== Listing
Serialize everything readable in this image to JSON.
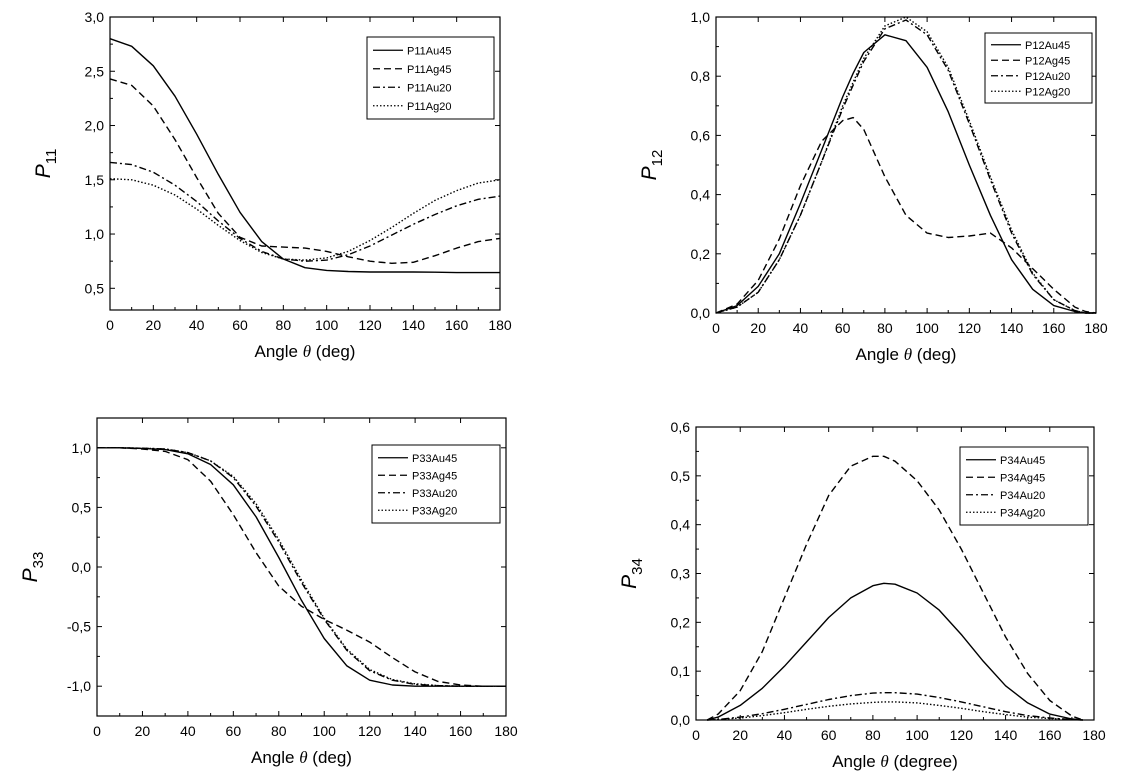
{
  "chart_data": [
    {
      "type": "line",
      "ylabel_main": "P",
      "ylabel_sub": "11",
      "xlabel": "Angle",
      "xlabel_symbol": "θ",
      "xlabel_unit": "(deg)",
      "xlim": [
        0,
        180
      ],
      "ylim": [
        0.3,
        3.0
      ],
      "xticks": [
        0,
        20,
        40,
        60,
        80,
        100,
        120,
        140,
        160,
        180
      ],
      "yticks": [
        "0,5",
        "1,0",
        "1,5",
        "2,0",
        "2,5",
        "3,0"
      ],
      "ytick_values": [
        0.5,
        1.0,
        1.5,
        2.0,
        2.5,
        3.0
      ],
      "grid": false,
      "legend_position": "top-right",
      "x": [
        0,
        10,
        20,
        30,
        40,
        50,
        60,
        70,
        80,
        90,
        100,
        110,
        120,
        130,
        140,
        150,
        160,
        170,
        180
      ],
      "series": [
        {
          "name": "P11Au45",
          "style": "solid",
          "values": [
            2.8,
            2.73,
            2.55,
            2.27,
            1.92,
            1.55,
            1.2,
            0.93,
            0.77,
            0.69,
            0.665,
            0.655,
            0.65,
            0.65,
            0.65,
            0.648,
            0.645,
            0.645,
            0.645
          ]
        },
        {
          "name": "P11Ag45",
          "style": "dash",
          "values": [
            2.43,
            2.37,
            2.18,
            1.87,
            1.52,
            1.19,
            0.97,
            0.89,
            0.88,
            0.87,
            0.84,
            0.79,
            0.75,
            0.73,
            0.74,
            0.8,
            0.87,
            0.93,
            0.96
          ]
        },
        {
          "name": "P11Au20",
          "style": "dashdot",
          "values": [
            1.66,
            1.64,
            1.57,
            1.45,
            1.3,
            1.12,
            0.96,
            0.84,
            0.77,
            0.75,
            0.76,
            0.81,
            0.89,
            0.99,
            1.09,
            1.18,
            1.26,
            1.32,
            1.35
          ]
        },
        {
          "name": "P11Ag20",
          "style": "dot",
          "values": [
            1.51,
            1.5,
            1.45,
            1.36,
            1.23,
            1.08,
            0.94,
            0.83,
            0.77,
            0.76,
            0.78,
            0.84,
            0.94,
            1.06,
            1.19,
            1.31,
            1.4,
            1.47,
            1.5
          ]
        }
      ]
    },
    {
      "type": "line",
      "ylabel_main": "P",
      "ylabel_sub": "12",
      "xlabel": "Angle",
      "xlabel_symbol": "θ",
      "xlabel_unit": "(deg)",
      "xlim": [
        0,
        180
      ],
      "ylim": [
        0.0,
        1.0
      ],
      "xticks": [
        0,
        20,
        40,
        60,
        80,
        100,
        120,
        140,
        160,
        180
      ],
      "yticks": [
        "0,0",
        "0,2",
        "0,4",
        "0,6",
        "0,8",
        "1,0"
      ],
      "ytick_values": [
        0.0,
        0.2,
        0.4,
        0.6,
        0.8,
        1.0
      ],
      "grid": false,
      "legend_position": "top-right",
      "x": [
        0,
        10,
        20,
        30,
        40,
        50,
        60,
        65,
        70,
        80,
        90,
        100,
        110,
        120,
        130,
        140,
        150,
        160,
        170,
        175,
        180
      ],
      "series": [
        {
          "name": "P12Au45",
          "style": "solid",
          "values": [
            0.0,
            0.025,
            0.09,
            0.2,
            0.37,
            0.55,
            0.73,
            0.81,
            0.88,
            0.94,
            0.92,
            0.83,
            0.68,
            0.5,
            0.33,
            0.18,
            0.08,
            0.025,
            0.005,
            0.0,
            0.0
          ]
        },
        {
          "name": "P12Ag45",
          "style": "dash",
          "values": [
            0.0,
            0.03,
            0.11,
            0.25,
            0.43,
            0.58,
            0.65,
            0.66,
            0.62,
            0.46,
            0.33,
            0.27,
            0.255,
            0.26,
            0.27,
            0.22,
            0.15,
            0.08,
            0.02,
            0.005,
            0.0
          ]
        },
        {
          "name": "P12Au20",
          "style": "dashdot",
          "values": [
            0.0,
            0.02,
            0.07,
            0.18,
            0.33,
            0.51,
            0.69,
            0.77,
            0.85,
            0.96,
            0.99,
            0.94,
            0.82,
            0.64,
            0.45,
            0.27,
            0.13,
            0.045,
            0.008,
            0.0,
            0.0
          ]
        },
        {
          "name": "P12Ag20",
          "style": "dot",
          "values": [
            0.0,
            0.02,
            0.07,
            0.18,
            0.33,
            0.51,
            0.7,
            0.78,
            0.86,
            0.97,
            1.0,
            0.95,
            0.83,
            0.65,
            0.46,
            0.28,
            0.135,
            0.045,
            0.008,
            0.0,
            0.0
          ]
        }
      ]
    },
    {
      "type": "line",
      "ylabel_main": "P",
      "ylabel_sub": "33",
      "xlabel": "Angle",
      "xlabel_symbol": "θ",
      "xlabel_unit": "(deg)",
      "xlim": [
        0,
        180
      ],
      "ylim": [
        -1.25,
        1.25
      ],
      "xticks": [
        0,
        20,
        40,
        60,
        80,
        100,
        120,
        140,
        160,
        180
      ],
      "yticks": [
        "-1,0",
        "-0,5",
        "0,0",
        "0,5",
        "1,0"
      ],
      "ytick_values": [
        -1.0,
        -0.5,
        0.0,
        0.5,
        1.0
      ],
      "grid": false,
      "legend_position": "top-right",
      "x": [
        0,
        10,
        20,
        30,
        40,
        50,
        60,
        70,
        80,
        90,
        100,
        110,
        120,
        130,
        140,
        150,
        160,
        170,
        180
      ],
      "series": [
        {
          "name": "P33Au45",
          "style": "solid",
          "values": [
            1.0,
            1.0,
            0.995,
            0.985,
            0.95,
            0.86,
            0.69,
            0.42,
            0.08,
            -0.28,
            -0.6,
            -0.83,
            -0.95,
            -0.99,
            -1.0,
            -1.0,
            -1.0,
            -1.0,
            -1.0
          ]
        },
        {
          "name": "P33Ag45",
          "style": "dash",
          "values": [
            1.0,
            1.0,
            0.99,
            0.97,
            0.9,
            0.72,
            0.44,
            0.12,
            -0.16,
            -0.33,
            -0.44,
            -0.53,
            -0.63,
            -0.76,
            -0.88,
            -0.96,
            -0.99,
            -1.0,
            -1.0
          ]
        },
        {
          "name": "P33Au20",
          "style": "dashdot",
          "values": [
            1.0,
            1.0,
            0.997,
            0.99,
            0.96,
            0.89,
            0.75,
            0.51,
            0.21,
            -0.13,
            -0.44,
            -0.7,
            -0.87,
            -0.95,
            -0.985,
            -0.995,
            -1.0,
            -1.0,
            -1.0
          ]
        },
        {
          "name": "P33Ag20",
          "style": "dot",
          "values": [
            1.0,
            1.0,
            0.997,
            0.99,
            0.96,
            0.89,
            0.76,
            0.53,
            0.23,
            -0.11,
            -0.43,
            -0.69,
            -0.86,
            -0.945,
            -0.98,
            -0.995,
            -1.0,
            -1.0,
            -1.0
          ]
        }
      ]
    },
    {
      "type": "line",
      "ylabel_main": "P",
      "ylabel_sub": "34",
      "xlabel": "Angle",
      "xlabel_symbol": "θ",
      "xlabel_unit": "(degree)",
      "xlim": [
        0,
        180
      ],
      "ylim": [
        0.0,
        0.6
      ],
      "xticks": [
        0,
        20,
        40,
        60,
        80,
        100,
        120,
        140,
        160,
        180
      ],
      "yticks": [
        "0,0",
        "0,1",
        "0,2",
        "0,3",
        "0,4",
        "0,5",
        "0,6"
      ],
      "ytick_values": [
        0.0,
        0.1,
        0.2,
        0.3,
        0.4,
        0.5,
        0.6
      ],
      "grid": false,
      "legend_position": "top-right",
      "x": [
        5,
        10,
        20,
        30,
        40,
        50,
        60,
        70,
        80,
        85,
        90,
        100,
        110,
        120,
        130,
        140,
        150,
        160,
        170,
        175
      ],
      "series": [
        {
          "name": "P34Au45",
          "style": "solid",
          "values": [
            0.0,
            0.006,
            0.03,
            0.065,
            0.11,
            0.16,
            0.21,
            0.25,
            0.275,
            0.28,
            0.278,
            0.26,
            0.225,
            0.175,
            0.12,
            0.07,
            0.035,
            0.012,
            0.002,
            0.0
          ]
        },
        {
          "name": "P34Ag45",
          "style": "dash",
          "values": [
            0.0,
            0.012,
            0.06,
            0.14,
            0.25,
            0.36,
            0.46,
            0.52,
            0.54,
            0.54,
            0.53,
            0.49,
            0.43,
            0.35,
            0.26,
            0.17,
            0.095,
            0.04,
            0.008,
            0.0
          ]
        },
        {
          "name": "P34Au20",
          "style": "dashdot",
          "values": [
            0.0,
            0.001,
            0.006,
            0.013,
            0.022,
            0.032,
            0.042,
            0.05,
            0.055,
            0.056,
            0.056,
            0.053,
            0.046,
            0.037,
            0.027,
            0.017,
            0.009,
            0.004,
            0.001,
            0.0
          ]
        },
        {
          "name": "P34Ag20",
          "style": "dot",
          "values": [
            0.0,
            0.001,
            0.004,
            0.009,
            0.015,
            0.022,
            0.028,
            0.033,
            0.036,
            0.037,
            0.037,
            0.035,
            0.03,
            0.024,
            0.017,
            0.011,
            0.006,
            0.003,
            0.001,
            0.0
          ]
        }
      ]
    }
  ]
}
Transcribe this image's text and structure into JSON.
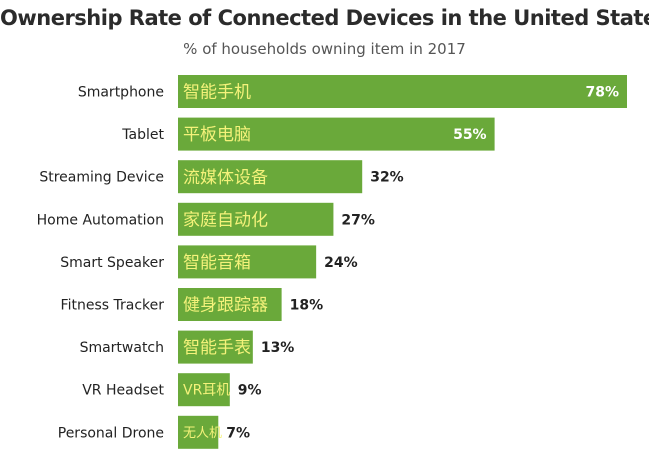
{
  "chart_data": {
    "type": "bar",
    "orientation": "horizontal",
    "title": "Ownership Rate of Connected Devices in the United States",
    "subtitle": "% of households owning item in 2017",
    "categories": [
      "Smartphone",
      "Tablet",
      "Streaming Device",
      "Home Automation",
      "Smart Speaker",
      "Fitness Tracker",
      "Smartwatch",
      "VR Headset",
      "Personal Drone"
    ],
    "category_labels_zh": [
      "智能手机",
      "平板电脑",
      "流媒体设备",
      "家庭自动化",
      "智能音箱",
      "健身跟踪器",
      "智能手表",
      "VR耳机",
      "无人机"
    ],
    "values": [
      78,
      55,
      32,
      27,
      24,
      18,
      13,
      9,
      7
    ],
    "value_labels": [
      "78%",
      "55%",
      "32%",
      "27%",
      "24%",
      "18%",
      "13%",
      "9%",
      "7%"
    ],
    "xlim": [
      0,
      78
    ],
    "grid": false,
    "legend": "none",
    "colors": {
      "bar": "#6aa93a",
      "zh_text": "#f4f27a",
      "value_inside": "#ffffff",
      "value_outside": "#222222"
    }
  }
}
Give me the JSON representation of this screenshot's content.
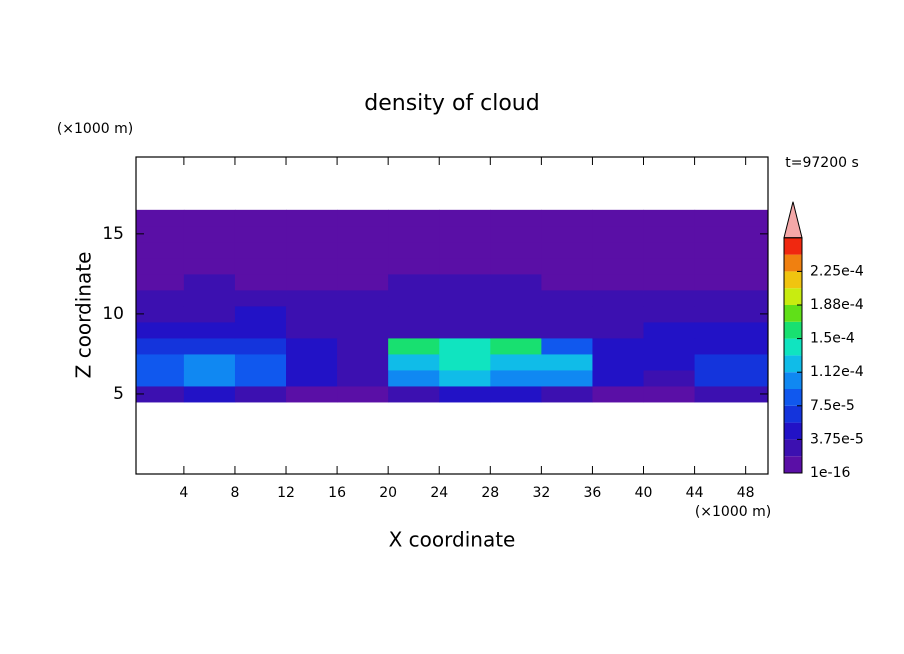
{
  "chart_data": {
    "type": "contour",
    "title": "density of cloud",
    "x_label": "X coordinate",
    "y_label": "Z coordinate",
    "x_unit": "(×1000 m)",
    "y_unit": "(×1000 m)",
    "annotation": "t=97200 s",
    "xlim": [
      0.25,
      49.75
    ],
    "ylim": [
      0,
      19.8
    ],
    "xticks": [
      4,
      8,
      12,
      16,
      20,
      24,
      28,
      32,
      36,
      40,
      44,
      48
    ],
    "yticks": [
      5,
      10,
      15
    ],
    "x": [
      2,
      6,
      10,
      14,
      18,
      22,
      26,
      30,
      34,
      38,
      42,
      46
    ],
    "y": [
      5,
      6,
      7,
      8,
      9,
      10,
      11,
      12,
      13,
      14,
      15,
      16
    ],
    "z": [
      [
        3e-05,
        4e-05,
        3e-05,
        1e-05,
        5e-06,
        3e-05,
        4e-05,
        4e-05,
        3e-05,
        1e-05,
        1e-05,
        2e-05
      ],
      [
        9e-05,
        0.00011,
        9e-05,
        4e-05,
        2e-05,
        0.00011,
        0.00012,
        0.00011,
        0.0001,
        4e-05,
        3e-05,
        6e-05
      ],
      [
        8e-05,
        0.0001,
        8e-05,
        5e-05,
        2e-05,
        0.00013,
        0.00014,
        0.00013,
        0.00012,
        5e-05,
        4e-05,
        7e-05
      ],
      [
        6e-05,
        7e-05,
        6e-05,
        4e-05,
        2e-05,
        0.00015,
        0.00014,
        0.00015,
        8e-05,
        4e-05,
        4e-05,
        5e-05
      ],
      [
        5e-05,
        5e-05,
        5e-05,
        3e-05,
        2e-05,
        2e-05,
        2e-05,
        2e-05,
        2e-05,
        3e-05,
        4e-05,
        5e-05
      ],
      [
        2.5e-05,
        3e-05,
        4e-05,
        2e-05,
        2e-05,
        2e-05,
        2e-05,
        2e-05,
        2e-05,
        2e-05,
        3e-05,
        3e-05
      ],
      [
        2e-05,
        2e-05,
        2e-05,
        2e-05,
        2e-05,
        2e-05,
        2e-05,
        2e-05,
        2e-05,
        2e-05,
        2e-05,
        2e-05
      ],
      [
        1.5e-05,
        2e-05,
        1.5e-05,
        1.5e-05,
        1.5e-05,
        2e-05,
        2e-05,
        2e-05,
        1.5e-05,
        1.5e-05,
        1.5e-05,
        1.5e-05
      ],
      [
        1e-05,
        1e-05,
        1e-05,
        1e-05,
        1e-05,
        1e-05,
        1e-05,
        1e-05,
        1e-05,
        1e-05,
        1e-05,
        1e-05
      ],
      [
        1e-05,
        1e-05,
        1e-05,
        1e-05,
        1e-05,
        1e-05,
        1e-05,
        1e-05,
        1e-05,
        1e-05,
        1e-05,
        1e-05
      ],
      [
        1e-05,
        1e-05,
        1e-05,
        1e-05,
        1e-05,
        1e-05,
        1e-05,
        1e-05,
        1e-05,
        1e-05,
        1e-05,
        1e-05
      ],
      [
        1e-05,
        1e-05,
        1e-05,
        1e-05,
        1e-05,
        1e-05,
        1e-05,
        1e-05,
        1e-05,
        1e-05,
        1e-05,
        1e-05
      ]
    ],
    "colorbar": {
      "levels": [
        {
          "value": 1e-16,
          "label": "1e-16"
        },
        {
          "value": 3.75e-05,
          "label": "3.75e-5"
        },
        {
          "value": 7.5e-05,
          "label": "7.5e-5"
        },
        {
          "value": 0.000112,
          "label": "1.12e-4"
        },
        {
          "value": 0.00015,
          "label": "1.5e-4"
        },
        {
          "value": 0.000188,
          "label": "1.88e-4"
        },
        {
          "value": 0.000225,
          "label": "2.25e-4"
        }
      ],
      "colors": [
        "#5a0fa6",
        "#3c10b0",
        "#2212c6",
        "#1434dc",
        "#1058ee",
        "#1088f2",
        "#10bce8",
        "#10e4c0",
        "#18e070",
        "#60e018",
        "#c8ec10",
        "#f0c410",
        "#f08010",
        "#f02810"
      ],
      "extend_color": "#f4a8a8"
    }
  }
}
====
What you have to do:
Check each line of the records for "coordinate" and copy the ones that contain it.

Written reply:
    "x_label": "X coordinate",
    "y_label": "Z coordinate",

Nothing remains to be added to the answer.